Go through the material below and count the lines with the string "مزنگ"; the number is the whole answer.
── Available records
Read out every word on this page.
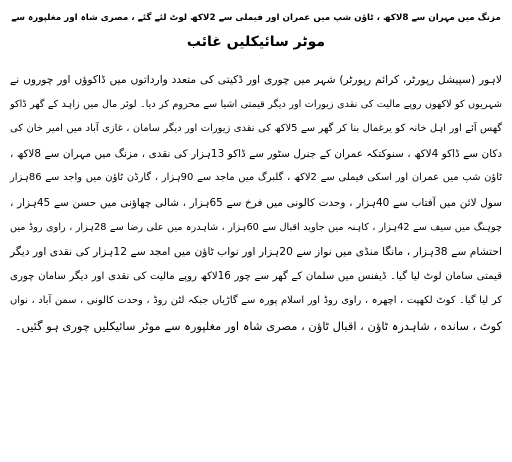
مزنگ میں مہران سے 8لاکھ ، ٹاؤن شپ میں عمران اور فیملی سے 2لاکھ لوٹ لئے گئے ، مصری شاہ اور مغلپورہ سے
موٹر سائیکلیں غائب
لاہور (سپیشل رپورٹر، کرائم رپورٹر) شہر میں چوری اور ڈکیتی کی متعدد وارداتوں میں ڈاکوؤں اور چوروں نے
شہریوں کو لاکھوں روپے مالیت کی نقدی زیورات اور دیگر قیمتی اشیا سے محروم کر دیا۔ لوئر مال میں زاہد کے گھر ڈاکو
گھس آئے اور اہل خانہ کو یرغمال بنا کر گھر سے 5لاکھ کی نقدی زیورات اور دیگر سامان ، غازی آباد میں امیر خان کی
دکان سے ڈاکو 4لاکھ ، سنوکتکہ عمران کے جنرل سٹور سے ڈاکو 13ہزار کی نقدی ، مزنگ میں مہران سے 8لاکھ ،
ٹاؤن شپ میں عمران اور اسکی فیملی سے 2لاکھ ، گلبرگ میں ماجد سے 90ہزار ، گارڈن ٹاؤن میں واجد سے 86ہزار
سول لائن میں آفتاب سے 40ہزار ، وحدت کالونی میں فرخ سے 65ہزار ، شالی چھاؤنی میں حسن سے 45ہزار ،
چوہنگ میں سیف سے 42ہزار ، کاہنہ میں جاوید اقبال سے 60ہزار ، شاہدرہ میں علی رضا سے 28ہزار ، راوی روڈ میں
احتشام سے 38ہزار ، مانگا منڈی میں نواز سے 20ہزار اور نواب ٹاؤن میں امجد سے 12ہزار کی نقدی اور دیگر
قیمتی سامان لوٹ لیا گیا۔ ڈیفنس میں سلمان کے گھر سے چور 16لاکھ روپے مالیت کی نقدی اور دیگر سامان چوری
کر لیا گیا۔ کوٹ لکھپت ، اچھرہ ، راوی روڈ اور اسلام پورہ سے گاڑیاں جبکہ لٹن روڈ ، وحدت کالونی ، سمن آباد ، نواں
کوٹ ، سانده ، شاہدرہ ٹاؤن ، اقبال ٹاؤن ، مصری شاہ اور مغلپورہ سے موٹر سائیکلیں چوری ہو گئیں۔
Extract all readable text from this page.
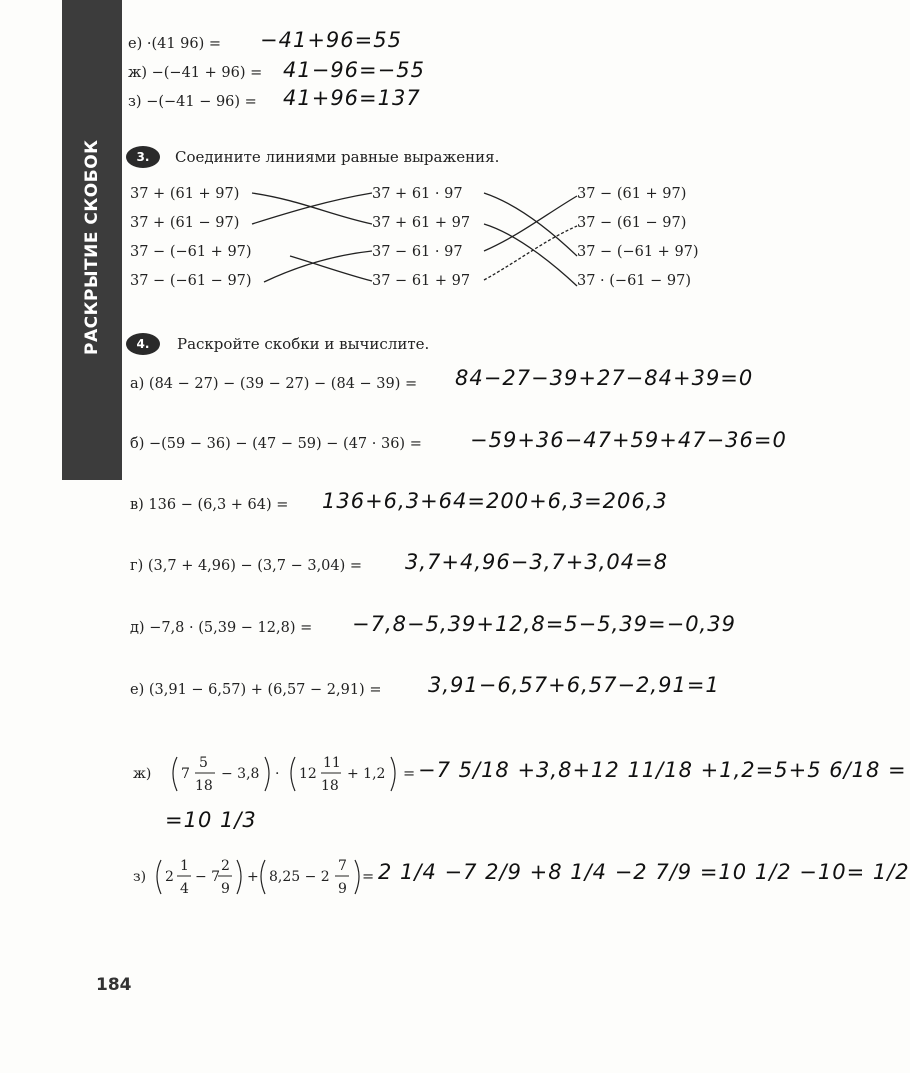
РАСКРЫТИЕ СКОБОК
е) ·(41 96) = −41+96=55
ж) −(−41 + 96) = 41−96=−55
з) −(−41 − 96) = 41+96=137
3.	Соедините линиями равные выражения.
37 + (61 + 97)
37 + (61 − 97)
37 − (−61 + 97)
37 − (−61 − 97)
37 + 61 · 97
37 + 61 + 97
37 − 61 · 97
37 − 61 + 97
37 − (61 + 97)
37 − (61 − 97)
37 − (−61 + 97)
37 · (−61 − 97)
4.	Раскройте скобки и вычислите.
а) (84 − 27) − (39 − 27) − (84 − 39) = 84−27−39+27−84+39=0
б) −(59 − 36) − (47 − 59) − (47 · 36) = −59+36−47+59+47−36=0
в) 136 − (6,3 + 64) = 136+6,3+64=200+6,3=206,3
г) (3,7 + 4,96) − (3,7 − 3,04) = 3,7+4,96−3,7+3,04=8
д) −7,8 · (5,39 − 12,8) = −7,8−5,39+12,8=5−5,39=−0,39
е) (3,91 − 6,57) + (6,57 − 2,91) = 3,91−6,57+6,57−2,91=1
ж) 7
5
18
− 3,8 · 12
11
18
+ 1,2 = −7 5/18 +3,8+12 11/18 +1,2=5+5 6/18 =
=10 1/3
з) 2
1
4
− 7
2
9
+ 8,25 − 2
7
9
= 2 1/4 −7 2/9 +8 1/4 −2 7/9 =10 1/2 −10= 1/2
184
────
• _Exercise result_
2